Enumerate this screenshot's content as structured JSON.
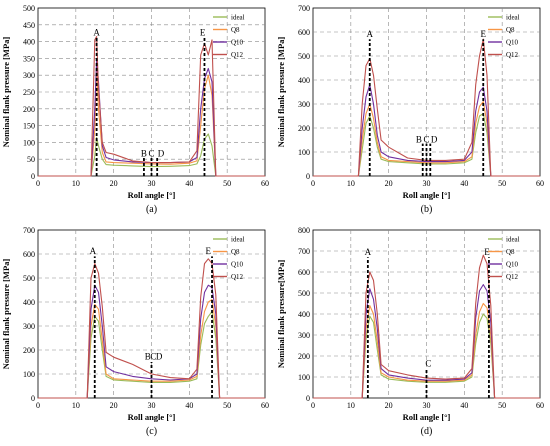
{
  "colors": {
    "ideal": "#9bbb59",
    "Q8": "#f79646",
    "Q10": "#7030a0",
    "Q12": "#c0504d",
    "grid": "#8a8a8a",
    "axis": "#000000",
    "marker": "#000000"
  },
  "chart_data": [
    {
      "type": "line",
      "panel_label": "(a)",
      "xlabel": "Roll angle [°]",
      "ylabel": "Nominal flank pressure [MPa]",
      "xlim": [
        0,
        60
      ],
      "ylim": [
        0,
        500
      ],
      "xticks": [
        0,
        10,
        20,
        30,
        40,
        50,
        60
      ],
      "yticks": [
        0,
        50,
        100,
        150,
        200,
        250,
        300,
        350,
        400,
        450,
        500
      ],
      "grid": "dashed",
      "legend_position": "top-right",
      "annotations": [
        {
          "text": "A",
          "x": 15.5,
          "y": 418
        },
        {
          "text": "B",
          "x": 28,
          "y": 58
        },
        {
          "text": "C",
          "x": 30,
          "y": 58
        },
        {
          "text": "D",
          "x": 32.5,
          "y": 58
        },
        {
          "text": "E",
          "x": 43.5,
          "y": 418
        }
      ],
      "markers": [
        {
          "x": 15.5,
          "y0": 0,
          "y1": 412
        },
        {
          "x": 28,
          "y0": 0,
          "y1": 55
        },
        {
          "x": 30,
          "y0": 0,
          "y1": 55
        },
        {
          "x": 31.5,
          "y0": 0,
          "y1": 55
        },
        {
          "x": 44,
          "y0": 0,
          "y1": 412
        }
      ],
      "series": [
        {
          "name": "ideal",
          "color_key": "ideal",
          "x": [
            0,
            13,
            14,
            15,
            15.5,
            16,
            17,
            18,
            20,
            25,
            30,
            35,
            40,
            42,
            43,
            44,
            45,
            46,
            47,
            60
          ],
          "y": [
            0,
            0,
            0,
            60,
            115,
            90,
            50,
            34,
            32,
            30,
            28,
            29,
            31,
            36,
            60,
            110,
            125,
            90,
            0,
            0
          ]
        },
        {
          "name": "Q8",
          "color_key": "Q8",
          "x": [
            0,
            13,
            14,
            15,
            15.5,
            16,
            17,
            18,
            20,
            25,
            30,
            35,
            40,
            42,
            43,
            44,
            45,
            46,
            47,
            60
          ],
          "y": [
            0,
            0,
            0,
            140,
            330,
            200,
            70,
            42,
            40,
            38,
            36,
            35,
            38,
            45,
            150,
            260,
            300,
            240,
            0,
            0
          ]
        },
        {
          "name": "Q10",
          "color_key": "Q10",
          "x": [
            0,
            13,
            14,
            15,
            15.5,
            16,
            17,
            18,
            20,
            25,
            30,
            35,
            40,
            42,
            43,
            44,
            45,
            46,
            47,
            60
          ],
          "y": [
            0,
            0,
            0,
            200,
            345,
            280,
            90,
            55,
            48,
            42,
            40,
            40,
            42,
            55,
            200,
            290,
            320,
            280,
            0,
            0
          ]
        },
        {
          "name": "Q12",
          "color_key": "Q12",
          "x": [
            0,
            13,
            14,
            15,
            15.5,
            16,
            17,
            18,
            20,
            25,
            30,
            35,
            40,
            42,
            43,
            44,
            45,
            46,
            47,
            60
          ],
          "y": [
            0,
            0,
            0,
            405,
            415,
            260,
            100,
            70,
            65,
            45,
            40,
            40,
            42,
            75,
            360,
            395,
            360,
            405,
            0,
            0
          ]
        }
      ]
    },
    {
      "type": "line",
      "panel_label": "(b)",
      "xlabel": "Roll angle [°]",
      "ylabel": "Nominal flank pressure [MPa]",
      "xlim": [
        0,
        60
      ],
      "ylim": [
        0,
        700
      ],
      "xticks": [
        0,
        10,
        20,
        30,
        40,
        50,
        60
      ],
      "yticks": [
        0,
        100,
        200,
        300,
        400,
        500,
        600,
        700
      ],
      "grid": "dashed",
      "legend_position": "top-right",
      "annotations": [
        {
          "text": "A",
          "x": 15,
          "y": 580
        },
        {
          "text": "B",
          "x": 28,
          "y": 140
        },
        {
          "text": "C",
          "x": 30,
          "y": 140
        },
        {
          "text": "D",
          "x": 32,
          "y": 140
        },
        {
          "text": "E",
          "x": 45,
          "y": 580
        }
      ],
      "markers": [
        {
          "x": 15,
          "y0": 0,
          "y1": 570
        },
        {
          "x": 29,
          "y0": 0,
          "y1": 135
        },
        {
          "x": 30,
          "y0": 0,
          "y1": 135
        },
        {
          "x": 31,
          "y0": 0,
          "y1": 135
        },
        {
          "x": 45,
          "y0": 0,
          "y1": 570
        }
      ],
      "series": [
        {
          "name": "ideal",
          "color_key": "ideal",
          "x": [
            0,
            11,
            12,
            13,
            14,
            15,
            16,
            17,
            18,
            20,
            25,
            30,
            35,
            40,
            42,
            43,
            44,
            45,
            46,
            47,
            60
          ],
          "y": [
            0,
            0,
            0,
            110,
            220,
            250,
            200,
            120,
            70,
            60,
            55,
            50,
            50,
            55,
            70,
            180,
            250,
            260,
            180,
            0,
            0
          ]
        },
        {
          "name": "Q8",
          "color_key": "Q8",
          "x": [
            0,
            11,
            12,
            13,
            14,
            15,
            16,
            17,
            18,
            20,
            25,
            30,
            35,
            40,
            42,
            43,
            44,
            45,
            46,
            47,
            60
          ],
          "y": [
            0,
            0,
            0,
            150,
            260,
            300,
            240,
            140,
            80,
            65,
            60,
            55,
            55,
            60,
            80,
            220,
            290,
            310,
            220,
            0,
            0
          ]
        },
        {
          "name": "Q10",
          "color_key": "Q10",
          "x": [
            0,
            11,
            12,
            13,
            14,
            15,
            16,
            17,
            18,
            20,
            25,
            30,
            35,
            40,
            42,
            43,
            44,
            45,
            46,
            47,
            60
          ],
          "y": [
            0,
            0,
            0,
            200,
            330,
            380,
            300,
            170,
            100,
            80,
            65,
            60,
            60,
            65,
            100,
            270,
            350,
            370,
            270,
            0,
            0
          ]
        },
        {
          "name": "Q12",
          "color_key": "Q12",
          "x": [
            0,
            11,
            12,
            13,
            14,
            15,
            16,
            17,
            18,
            20,
            25,
            30,
            35,
            40,
            42,
            43,
            44,
            45,
            46,
            47,
            60
          ],
          "y": [
            0,
            0,
            0,
            300,
            460,
            490,
            420,
            280,
            150,
            120,
            75,
            65,
            65,
            70,
            140,
            380,
            500,
            570,
            420,
            0,
            0
          ]
        }
      ]
    },
    {
      "type": "line",
      "panel_label": "(c)",
      "xlabel": "Roll angle [°]",
      "ylabel": "Nominal flank pressure [MPa]",
      "xlim": [
        0,
        60
      ],
      "ylim": [
        0,
        700
      ],
      "xticks": [
        0,
        10,
        20,
        30,
        40,
        50,
        60
      ],
      "yticks": [
        0,
        100,
        200,
        300,
        400,
        500,
        600,
        700
      ],
      "grid": "dashed",
      "legend_position": "top-right",
      "annotations": [
        {
          "text": "A",
          "x": 14.5,
          "y": 600
        },
        {
          "text": "B",
          "x": 29,
          "y": 160
        },
        {
          "text": "C",
          "x": 30.5,
          "y": 160
        },
        {
          "text": "D",
          "x": 32,
          "y": 160
        },
        {
          "text": "E",
          "x": 45,
          "y": 600
        }
      ],
      "markers": [
        {
          "x": 15,
          "y0": 0,
          "y1": 590
        },
        {
          "x": 30,
          "y0": 0,
          "y1": 150
        },
        {
          "x": 46,
          "y0": 0,
          "y1": 590
        }
      ],
      "series": [
        {
          "name": "ideal",
          "color_key": "ideal",
          "x": [
            0,
            12,
            13,
            14,
            15,
            16,
            17,
            18,
            20,
            25,
            30,
            35,
            40,
            42,
            43,
            44,
            45,
            46,
            47,
            48,
            60
          ],
          "y": [
            0,
            0,
            0,
            250,
            340,
            320,
            200,
            90,
            75,
            70,
            65,
            65,
            70,
            80,
            220,
            310,
            340,
            360,
            250,
            0,
            0
          ]
        },
        {
          "name": "Q8",
          "color_key": "Q8",
          "x": [
            0,
            12,
            13,
            14,
            15,
            16,
            17,
            18,
            20,
            25,
            30,
            35,
            40,
            42,
            43,
            44,
            45,
            46,
            47,
            48,
            60
          ],
          "y": [
            0,
            0,
            0,
            300,
            390,
            370,
            240,
            100,
            80,
            75,
            70,
            70,
            75,
            90,
            260,
            360,
            400,
            410,
            300,
            0,
            0
          ]
        },
        {
          "name": "Q10",
          "color_key": "Q10",
          "x": [
            0,
            12,
            13,
            14,
            15,
            16,
            17,
            18,
            20,
            25,
            30,
            35,
            40,
            42,
            43,
            44,
            45,
            46,
            47,
            48,
            60
          ],
          "y": [
            0,
            0,
            0,
            370,
            470,
            440,
            300,
            130,
            110,
            90,
            80,
            75,
            80,
            100,
            330,
            440,
            470,
            460,
            350,
            0,
            0
          ]
        },
        {
          "name": "Q12",
          "color_key": "Q12",
          "x": [
            0,
            12,
            13,
            14,
            15,
            16,
            17,
            18,
            20,
            25,
            30,
            35,
            40,
            42,
            43,
            44,
            45,
            46,
            47,
            48,
            60
          ],
          "y": [
            0,
            0,
            0,
            500,
            560,
            520,
            380,
            190,
            170,
            140,
            100,
            85,
            80,
            120,
            420,
            560,
            580,
            560,
            430,
            0,
            0
          ]
        }
      ]
    },
    {
      "type": "line",
      "panel_label": "(d)",
      "xlabel": "Roll angle [°]",
      "ylabel": "Nominal flank pressure[MPa]",
      "xlim": [
        0,
        60
      ],
      "ylim": [
        0,
        800
      ],
      "xticks": [
        0,
        10,
        20,
        30,
        40,
        50,
        60
      ],
      "yticks": [
        0,
        100,
        200,
        300,
        400,
        500,
        600,
        700,
        800
      ],
      "grid": "dashed",
      "legend_position": "top-right",
      "annotations": [
        {
          "text": "A",
          "x": 14.5,
          "y": 680
        },
        {
          "text": "C",
          "x": 30.5,
          "y": 150
        },
        {
          "text": "E",
          "x": 46,
          "y": 680
        }
      ],
      "markers": [
        {
          "x": 14.5,
          "y0": 0,
          "y1": 670
        },
        {
          "x": 30,
          "y0": 0,
          "y1": 140
        },
        {
          "x": 46.5,
          "y0": 0,
          "y1": 670
        }
      ],
      "series": [
        {
          "name": "ideal",
          "color_key": "ideal",
          "x": [
            0,
            12,
            13,
            14,
            15,
            16,
            17,
            18,
            20,
            25,
            30,
            35,
            40,
            42,
            43,
            44,
            45,
            46,
            47,
            48,
            60
          ],
          "y": [
            0,
            0,
            0,
            280,
            390,
            360,
            230,
            110,
            90,
            80,
            75,
            75,
            80,
            100,
            260,
            360,
            400,
            380,
            260,
            0,
            0
          ]
        },
        {
          "name": "Q8",
          "color_key": "Q8",
          "x": [
            0,
            12,
            13,
            14,
            15,
            16,
            17,
            18,
            20,
            25,
            30,
            35,
            40,
            42,
            43,
            44,
            45,
            46,
            47,
            48,
            60
          ],
          "y": [
            0,
            0,
            0,
            330,
            440,
            400,
            270,
            120,
            100,
            85,
            80,
            80,
            85,
            110,
            300,
            410,
            450,
            430,
            300,
            0,
            0
          ]
        },
        {
          "name": "Q10",
          "color_key": "Q10",
          "x": [
            0,
            12,
            13,
            14,
            15,
            16,
            17,
            18,
            20,
            25,
            30,
            35,
            40,
            42,
            43,
            44,
            45,
            46,
            47,
            48,
            60
          ],
          "y": [
            0,
            0,
            0,
            400,
            520,
            470,
            330,
            140,
            110,
            95,
            85,
            85,
            90,
            120,
            380,
            510,
            540,
            510,
            360,
            0,
            0
          ]
        },
        {
          "name": "Q12",
          "color_key": "Q12",
          "x": [
            0,
            12,
            13,
            14,
            15,
            16,
            17,
            18,
            20,
            25,
            30,
            35,
            40,
            42,
            43,
            44,
            45,
            46,
            47,
            48,
            60
          ],
          "y": [
            0,
            0,
            0,
            500,
            600,
            560,
            400,
            160,
            130,
            110,
            95,
            90,
            95,
            140,
            450,
            620,
            680,
            640,
            440,
            0,
            0
          ]
        }
      ]
    }
  ]
}
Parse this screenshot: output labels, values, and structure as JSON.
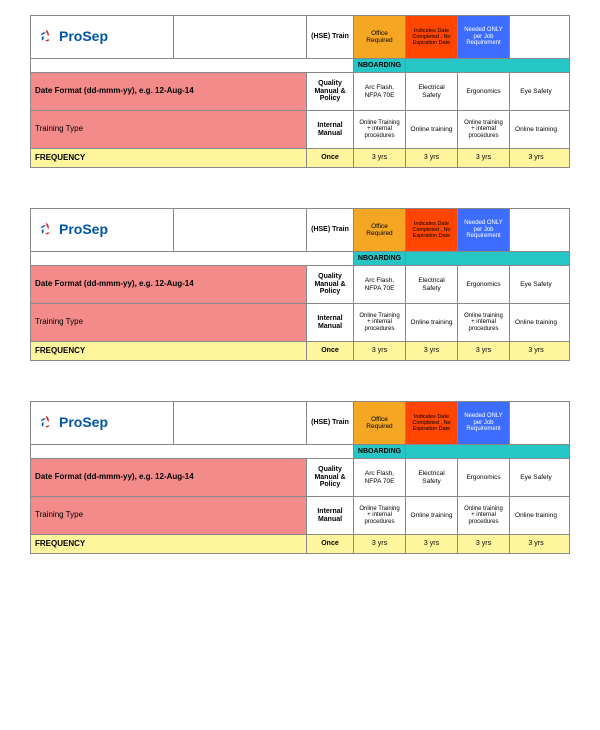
{
  "colors": {
    "pink": "#f48b8b",
    "yellow": "#fff59d",
    "orange_dark": "#f5a623",
    "orange_bright": "#ff4500",
    "blue": "#3d6dff",
    "teal": "#26c6c6",
    "white": "#ffffff",
    "logo_blue": "#0055a4",
    "logo_red": "#d32f2f"
  },
  "logo_text": "ProSep",
  "header": {
    "hse": "(HSE) Train",
    "legend1": "Office Required",
    "legend2": "Indicates Date Completed , No Expiration Date",
    "legend3": "Needed ONLY per Job Requirement"
  },
  "nboarding": "NBOARDING",
  "pink1": {
    "label": "Date Format (dd-mmm-yy), e.g. 12-Aug-14",
    "row_label": "Quality Manual & Policy",
    "c1": "Arc Flash, NFPA 70E",
    "c2": "Electrical Safety",
    "c3": "Ergonomics",
    "c4": "Eye Safety"
  },
  "pink2": {
    "label": "Training Type",
    "row_label": "Internal Manual",
    "c1": "Online Training + internal procedures",
    "c2": "Online training",
    "c3": "Online training + internal procedures",
    "c4": "Online training"
  },
  "freq": {
    "label": "FREQUENCY",
    "mid": "Once",
    "c": "3 yrs"
  }
}
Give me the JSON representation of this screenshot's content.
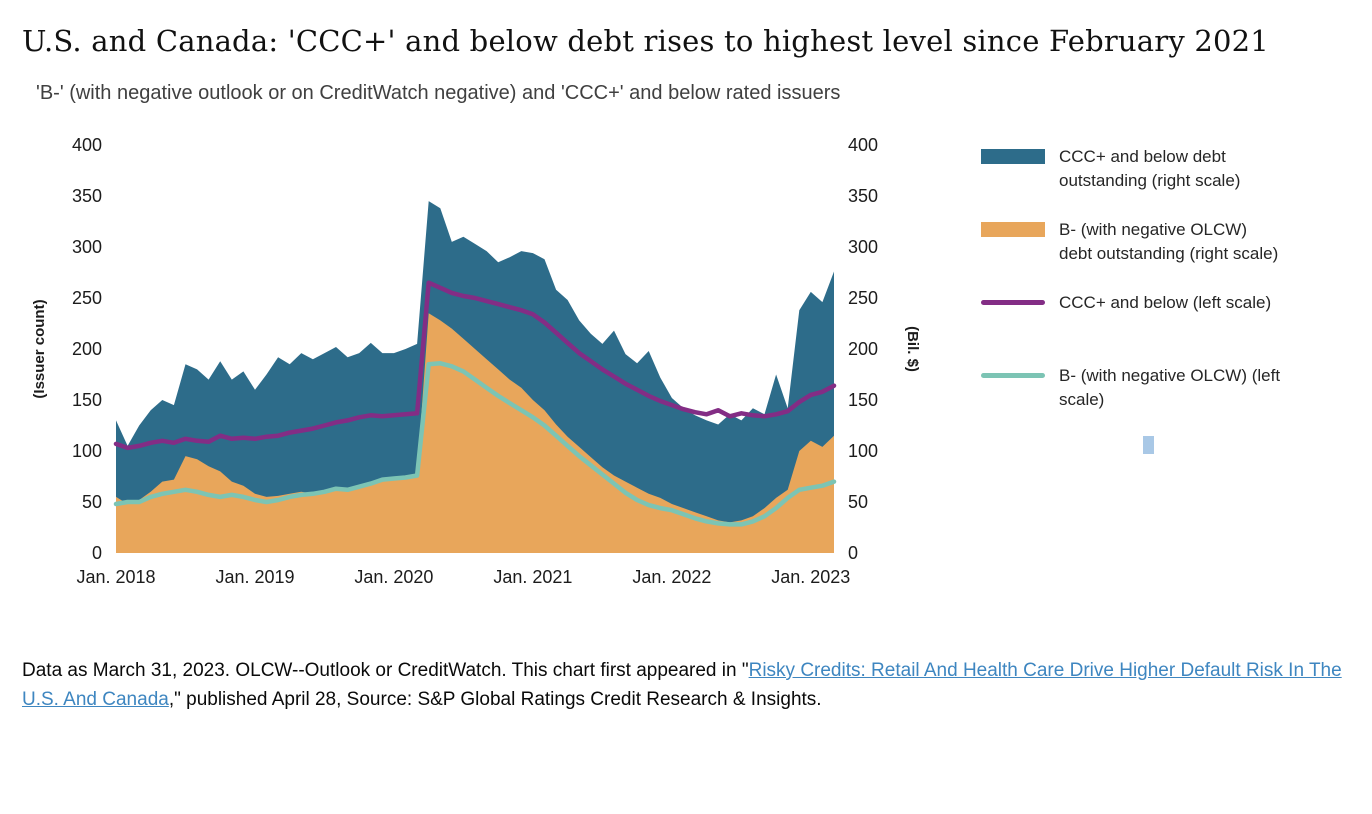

....

• [THE PROBLEM]
Locate all lines holding the word "Date", then copy them out.

• [RESULT]
    "legend2": "Indicates Date Completed , No Expiration Date",
    "label": "Date Format (dd-mmm-yy), e.g. 12-Aug-14",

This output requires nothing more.